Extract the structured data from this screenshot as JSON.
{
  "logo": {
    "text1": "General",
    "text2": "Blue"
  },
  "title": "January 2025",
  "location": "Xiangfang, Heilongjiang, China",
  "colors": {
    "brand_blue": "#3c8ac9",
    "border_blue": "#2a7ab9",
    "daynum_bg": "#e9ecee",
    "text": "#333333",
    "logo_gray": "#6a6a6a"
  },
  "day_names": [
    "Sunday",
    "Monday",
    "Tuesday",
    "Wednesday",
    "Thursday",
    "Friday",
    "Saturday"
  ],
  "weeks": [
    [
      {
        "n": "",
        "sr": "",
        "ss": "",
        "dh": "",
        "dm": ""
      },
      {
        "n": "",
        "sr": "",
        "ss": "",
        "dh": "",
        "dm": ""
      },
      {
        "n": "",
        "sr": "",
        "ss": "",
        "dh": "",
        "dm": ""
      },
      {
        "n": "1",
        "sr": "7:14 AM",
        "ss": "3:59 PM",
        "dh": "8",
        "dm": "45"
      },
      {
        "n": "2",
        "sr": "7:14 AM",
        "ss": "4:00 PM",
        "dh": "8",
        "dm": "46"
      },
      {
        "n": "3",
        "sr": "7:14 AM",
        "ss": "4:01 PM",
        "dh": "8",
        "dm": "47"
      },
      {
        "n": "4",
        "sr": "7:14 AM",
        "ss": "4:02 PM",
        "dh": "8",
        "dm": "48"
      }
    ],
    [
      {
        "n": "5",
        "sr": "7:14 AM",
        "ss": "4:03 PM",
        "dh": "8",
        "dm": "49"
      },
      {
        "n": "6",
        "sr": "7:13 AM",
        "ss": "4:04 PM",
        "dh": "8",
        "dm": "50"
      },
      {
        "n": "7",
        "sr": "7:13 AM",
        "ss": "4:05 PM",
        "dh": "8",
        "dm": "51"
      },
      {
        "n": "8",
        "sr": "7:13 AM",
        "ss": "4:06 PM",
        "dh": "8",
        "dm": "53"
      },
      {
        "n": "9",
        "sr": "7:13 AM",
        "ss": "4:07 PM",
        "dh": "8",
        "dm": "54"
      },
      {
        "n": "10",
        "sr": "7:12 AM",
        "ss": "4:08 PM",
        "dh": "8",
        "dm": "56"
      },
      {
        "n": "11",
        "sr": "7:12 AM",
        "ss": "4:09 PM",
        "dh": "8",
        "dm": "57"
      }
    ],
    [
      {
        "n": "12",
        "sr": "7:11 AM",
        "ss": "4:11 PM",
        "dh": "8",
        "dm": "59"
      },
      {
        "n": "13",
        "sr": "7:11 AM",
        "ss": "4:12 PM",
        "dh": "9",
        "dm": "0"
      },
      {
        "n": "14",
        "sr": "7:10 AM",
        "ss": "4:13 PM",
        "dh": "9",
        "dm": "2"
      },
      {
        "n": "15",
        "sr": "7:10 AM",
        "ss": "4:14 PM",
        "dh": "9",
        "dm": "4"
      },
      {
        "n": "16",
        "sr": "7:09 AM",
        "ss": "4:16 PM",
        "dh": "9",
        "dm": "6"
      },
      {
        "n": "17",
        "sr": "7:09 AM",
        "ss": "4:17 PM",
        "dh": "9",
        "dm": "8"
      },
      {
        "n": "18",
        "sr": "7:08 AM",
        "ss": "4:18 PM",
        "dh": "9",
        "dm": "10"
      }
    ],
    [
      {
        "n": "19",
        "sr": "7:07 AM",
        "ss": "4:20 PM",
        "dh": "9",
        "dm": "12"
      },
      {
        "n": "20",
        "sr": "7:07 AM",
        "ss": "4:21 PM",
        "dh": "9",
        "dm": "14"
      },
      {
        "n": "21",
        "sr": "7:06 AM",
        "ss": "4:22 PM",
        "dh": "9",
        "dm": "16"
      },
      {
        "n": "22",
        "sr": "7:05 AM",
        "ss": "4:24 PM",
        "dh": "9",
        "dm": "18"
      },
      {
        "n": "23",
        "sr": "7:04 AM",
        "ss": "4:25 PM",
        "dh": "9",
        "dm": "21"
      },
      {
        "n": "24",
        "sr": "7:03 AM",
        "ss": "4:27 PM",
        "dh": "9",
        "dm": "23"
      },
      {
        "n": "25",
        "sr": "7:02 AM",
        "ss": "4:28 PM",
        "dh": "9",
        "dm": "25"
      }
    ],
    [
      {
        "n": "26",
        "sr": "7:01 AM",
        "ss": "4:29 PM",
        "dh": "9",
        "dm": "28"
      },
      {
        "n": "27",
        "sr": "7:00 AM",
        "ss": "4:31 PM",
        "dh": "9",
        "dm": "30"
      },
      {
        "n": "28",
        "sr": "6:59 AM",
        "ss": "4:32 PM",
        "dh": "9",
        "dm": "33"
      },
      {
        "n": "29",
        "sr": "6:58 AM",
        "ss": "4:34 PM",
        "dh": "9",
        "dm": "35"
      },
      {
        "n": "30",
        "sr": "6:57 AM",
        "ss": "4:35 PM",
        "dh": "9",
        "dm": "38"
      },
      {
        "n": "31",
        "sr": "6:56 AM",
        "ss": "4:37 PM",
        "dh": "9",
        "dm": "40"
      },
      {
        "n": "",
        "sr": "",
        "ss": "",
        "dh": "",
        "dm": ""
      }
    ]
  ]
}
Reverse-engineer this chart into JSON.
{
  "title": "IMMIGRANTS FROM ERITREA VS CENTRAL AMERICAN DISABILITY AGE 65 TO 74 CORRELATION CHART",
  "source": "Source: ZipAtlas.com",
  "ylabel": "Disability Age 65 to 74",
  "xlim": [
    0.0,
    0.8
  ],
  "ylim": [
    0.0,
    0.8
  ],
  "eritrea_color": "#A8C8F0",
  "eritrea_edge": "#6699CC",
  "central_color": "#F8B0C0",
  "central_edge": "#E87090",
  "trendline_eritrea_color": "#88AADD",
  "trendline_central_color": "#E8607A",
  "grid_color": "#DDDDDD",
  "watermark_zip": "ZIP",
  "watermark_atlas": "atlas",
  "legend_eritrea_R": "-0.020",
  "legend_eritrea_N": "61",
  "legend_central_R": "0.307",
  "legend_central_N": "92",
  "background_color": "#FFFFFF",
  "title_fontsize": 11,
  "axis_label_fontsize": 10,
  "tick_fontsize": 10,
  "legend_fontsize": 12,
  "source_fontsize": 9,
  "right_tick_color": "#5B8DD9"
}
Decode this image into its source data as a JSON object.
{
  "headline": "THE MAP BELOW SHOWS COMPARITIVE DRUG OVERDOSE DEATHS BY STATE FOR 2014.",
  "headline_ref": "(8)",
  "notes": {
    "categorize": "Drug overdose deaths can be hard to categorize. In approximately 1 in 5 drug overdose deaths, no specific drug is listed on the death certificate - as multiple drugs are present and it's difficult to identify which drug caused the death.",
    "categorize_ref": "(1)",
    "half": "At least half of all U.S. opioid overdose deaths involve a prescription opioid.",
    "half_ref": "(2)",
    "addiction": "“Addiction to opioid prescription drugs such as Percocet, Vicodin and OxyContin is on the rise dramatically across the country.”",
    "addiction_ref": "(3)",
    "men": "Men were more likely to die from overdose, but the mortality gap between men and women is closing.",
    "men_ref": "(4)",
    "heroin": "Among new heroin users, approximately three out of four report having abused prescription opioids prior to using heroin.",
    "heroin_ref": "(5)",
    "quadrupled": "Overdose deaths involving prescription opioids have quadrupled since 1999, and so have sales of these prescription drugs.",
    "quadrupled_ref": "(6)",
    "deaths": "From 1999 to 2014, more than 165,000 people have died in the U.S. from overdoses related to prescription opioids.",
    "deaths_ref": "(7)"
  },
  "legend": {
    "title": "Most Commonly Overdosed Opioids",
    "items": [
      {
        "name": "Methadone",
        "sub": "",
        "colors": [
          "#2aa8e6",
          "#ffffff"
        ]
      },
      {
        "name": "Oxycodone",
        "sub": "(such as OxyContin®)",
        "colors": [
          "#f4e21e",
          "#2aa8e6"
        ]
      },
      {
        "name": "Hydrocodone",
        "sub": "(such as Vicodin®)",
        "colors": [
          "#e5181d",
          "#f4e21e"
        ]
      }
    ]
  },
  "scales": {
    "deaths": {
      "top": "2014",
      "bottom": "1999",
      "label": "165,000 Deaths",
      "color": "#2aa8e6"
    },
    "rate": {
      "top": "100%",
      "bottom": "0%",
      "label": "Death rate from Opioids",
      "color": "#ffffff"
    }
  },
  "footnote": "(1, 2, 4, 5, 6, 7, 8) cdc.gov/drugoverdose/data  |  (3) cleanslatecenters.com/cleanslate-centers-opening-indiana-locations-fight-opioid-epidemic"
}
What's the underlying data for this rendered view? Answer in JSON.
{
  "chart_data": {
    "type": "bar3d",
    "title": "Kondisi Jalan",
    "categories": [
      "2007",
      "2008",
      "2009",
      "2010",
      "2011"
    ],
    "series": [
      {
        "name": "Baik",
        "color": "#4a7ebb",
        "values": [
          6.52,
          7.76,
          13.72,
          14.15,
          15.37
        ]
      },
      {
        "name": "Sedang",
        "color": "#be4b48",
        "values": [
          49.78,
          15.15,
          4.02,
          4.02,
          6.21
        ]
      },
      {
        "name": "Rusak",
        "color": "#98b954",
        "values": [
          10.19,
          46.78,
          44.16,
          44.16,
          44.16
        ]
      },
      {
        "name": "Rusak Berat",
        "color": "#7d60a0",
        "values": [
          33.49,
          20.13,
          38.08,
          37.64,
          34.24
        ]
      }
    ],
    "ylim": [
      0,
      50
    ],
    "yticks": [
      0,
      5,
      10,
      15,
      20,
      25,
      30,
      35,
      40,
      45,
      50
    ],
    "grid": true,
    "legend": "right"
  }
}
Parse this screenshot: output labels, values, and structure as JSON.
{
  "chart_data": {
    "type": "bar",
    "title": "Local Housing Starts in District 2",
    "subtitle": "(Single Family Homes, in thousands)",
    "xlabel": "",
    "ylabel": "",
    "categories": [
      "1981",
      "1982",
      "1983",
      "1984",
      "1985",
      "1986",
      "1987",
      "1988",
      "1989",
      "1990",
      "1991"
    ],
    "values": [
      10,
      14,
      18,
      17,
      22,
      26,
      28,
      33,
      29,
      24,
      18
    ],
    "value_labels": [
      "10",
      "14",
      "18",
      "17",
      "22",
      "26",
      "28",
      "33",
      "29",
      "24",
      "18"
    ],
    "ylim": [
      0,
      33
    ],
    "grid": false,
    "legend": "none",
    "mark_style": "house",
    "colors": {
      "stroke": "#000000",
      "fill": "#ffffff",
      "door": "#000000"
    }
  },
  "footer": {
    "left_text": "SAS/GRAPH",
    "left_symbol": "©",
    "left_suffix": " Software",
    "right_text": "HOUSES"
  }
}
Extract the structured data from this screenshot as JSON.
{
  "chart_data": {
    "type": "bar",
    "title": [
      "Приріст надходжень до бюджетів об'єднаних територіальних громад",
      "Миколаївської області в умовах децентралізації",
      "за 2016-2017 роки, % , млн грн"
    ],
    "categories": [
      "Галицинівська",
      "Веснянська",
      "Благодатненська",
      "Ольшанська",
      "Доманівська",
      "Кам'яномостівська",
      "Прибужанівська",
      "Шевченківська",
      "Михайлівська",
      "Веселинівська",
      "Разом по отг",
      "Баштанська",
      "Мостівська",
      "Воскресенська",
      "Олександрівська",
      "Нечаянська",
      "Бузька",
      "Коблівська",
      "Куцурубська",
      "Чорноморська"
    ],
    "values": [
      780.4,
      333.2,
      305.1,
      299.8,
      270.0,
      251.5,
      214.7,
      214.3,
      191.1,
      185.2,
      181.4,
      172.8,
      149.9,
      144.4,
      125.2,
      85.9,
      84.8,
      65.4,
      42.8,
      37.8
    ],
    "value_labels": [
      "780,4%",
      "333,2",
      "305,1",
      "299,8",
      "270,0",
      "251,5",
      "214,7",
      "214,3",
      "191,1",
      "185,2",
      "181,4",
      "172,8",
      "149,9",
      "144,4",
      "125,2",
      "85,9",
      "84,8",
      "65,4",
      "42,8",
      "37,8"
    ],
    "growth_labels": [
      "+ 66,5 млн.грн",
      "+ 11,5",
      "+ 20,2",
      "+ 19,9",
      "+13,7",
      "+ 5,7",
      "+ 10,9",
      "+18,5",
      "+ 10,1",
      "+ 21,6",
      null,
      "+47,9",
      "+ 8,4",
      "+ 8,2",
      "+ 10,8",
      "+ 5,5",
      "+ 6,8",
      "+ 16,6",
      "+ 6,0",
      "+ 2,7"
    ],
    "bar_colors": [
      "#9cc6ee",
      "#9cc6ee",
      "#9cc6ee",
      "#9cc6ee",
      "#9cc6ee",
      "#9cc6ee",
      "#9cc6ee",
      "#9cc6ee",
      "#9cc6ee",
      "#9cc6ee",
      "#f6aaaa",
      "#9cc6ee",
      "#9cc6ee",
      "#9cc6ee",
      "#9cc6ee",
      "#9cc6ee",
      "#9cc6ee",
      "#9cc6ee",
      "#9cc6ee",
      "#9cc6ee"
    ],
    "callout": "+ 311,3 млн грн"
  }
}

================

From the listing above, pick out each line where the word "OxyContin" appears.

    "addiction": "“Addiction to opioid prescription drugs such as Percocet, Vicodin and OxyContin is on the rise dramatically across the country.”",
        "sub": "(such as OxyContin®)",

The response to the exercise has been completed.